RECORDS TO PROCESS:
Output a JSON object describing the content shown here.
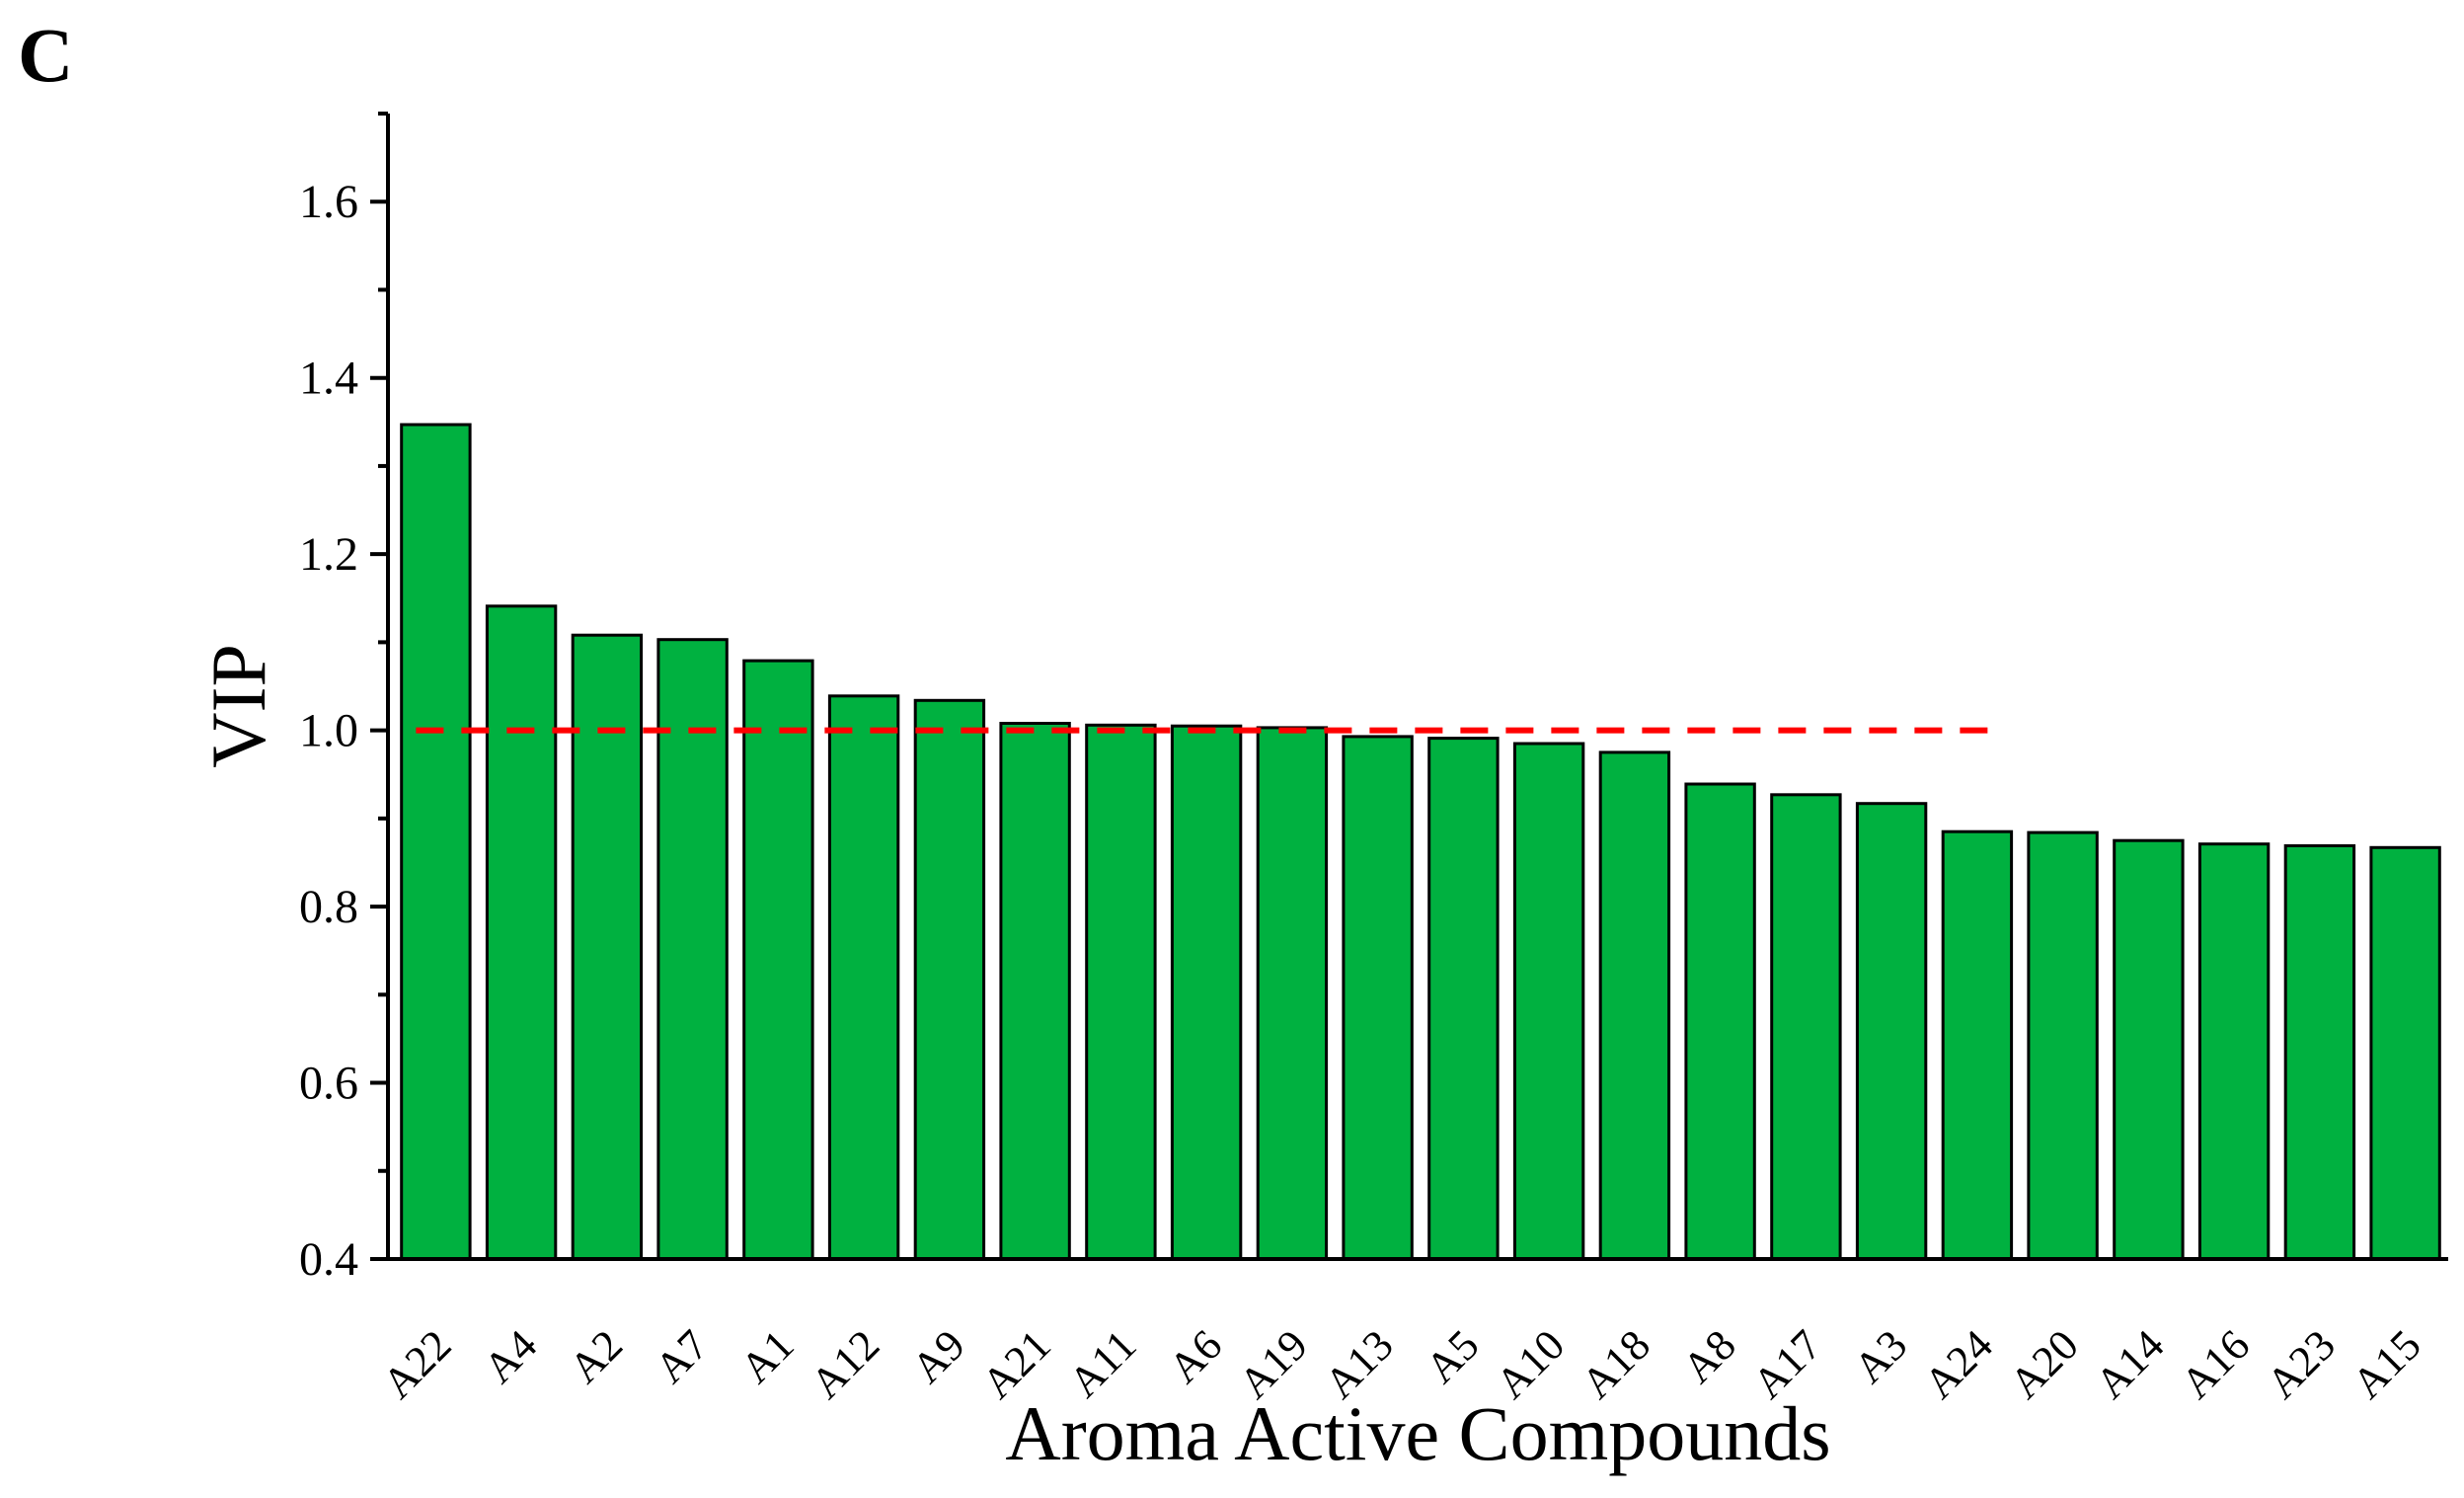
{
  "panel_label": "C",
  "chart_data": {
    "type": "bar",
    "title": "",
    "xlabel": "Aroma Active Compounds",
    "ylabel": "VIP",
    "ylim": [
      0.4,
      1.7
    ],
    "yticks": [
      0.4,
      0.6,
      0.8,
      1.0,
      1.2,
      1.4,
      1.6
    ],
    "ytick_labels": [
      "0.4",
      "0.6",
      "0.8",
      "1.0",
      "1.2",
      "1.4",
      "1.6"
    ],
    "grid": false,
    "legend": "none",
    "categories": [
      "A22",
      "A4",
      "A2",
      "A7",
      "A1",
      "A12",
      "A9",
      "A21",
      "A11",
      "A6",
      "A19",
      "A13",
      "A5",
      "A10",
      "A18",
      "A8",
      "A17",
      "A3",
      "A24",
      "A20",
      "A14",
      "A16",
      "A23",
      "A15"
    ],
    "values": [
      1.347,
      1.141,
      1.108,
      1.103,
      1.079,
      1.039,
      1.034,
      1.008,
      1.006,
      1.005,
      1.003,
      0.993,
      0.991,
      0.985,
      0.975,
      0.939,
      0.927,
      0.917,
      0.885,
      0.884,
      0.875,
      0.871,
      0.869,
      0.867
    ],
    "bar_color": "#00b140",
    "threshold": {
      "value": 1.0,
      "x_from": "A22",
      "x_to": "A3",
      "color": "#ff0000",
      "style": "dashed"
    }
  }
}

WHAT TO WORK ON: Extract every line of the data exactly; pictures stay out.

RESULT BELOW:
Output a JSON object describing the content shown here.
{
  "panel_label": "C",
  "chart_data": {
    "type": "bar",
    "title": "",
    "xlabel": "Aroma Active Compounds",
    "ylabel": "VIP",
    "ylim": [
      0.4,
      1.7
    ],
    "yticks": [
      0.4,
      0.6,
      0.8,
      1.0,
      1.2,
      1.4,
      1.6
    ],
    "ytick_labels": [
      "0.4",
      "0.6",
      "0.8",
      "1.0",
      "1.2",
      "1.4",
      "1.6"
    ],
    "grid": false,
    "legend": "none",
    "categories": [
      "A22",
      "A4",
      "A2",
      "A7",
      "A1",
      "A12",
      "A9",
      "A21",
      "A11",
      "A6",
      "A19",
      "A13",
      "A5",
      "A10",
      "A18",
      "A8",
      "A17",
      "A3",
      "A24",
      "A20",
      "A14",
      "A16",
      "A23",
      "A15"
    ],
    "values": [
      1.347,
      1.141,
      1.108,
      1.103,
      1.079,
      1.039,
      1.034,
      1.008,
      1.006,
      1.005,
      1.003,
      0.993,
      0.991,
      0.985,
      0.975,
      0.939,
      0.927,
      0.917,
      0.885,
      0.884,
      0.875,
      0.871,
      0.869,
      0.867
    ],
    "bar_color": "#00b140",
    "threshold": {
      "value": 1.0,
      "x_from": "A22",
      "x_to": "A3",
      "color": "#ff0000",
      "style": "dashed"
    }
  }
}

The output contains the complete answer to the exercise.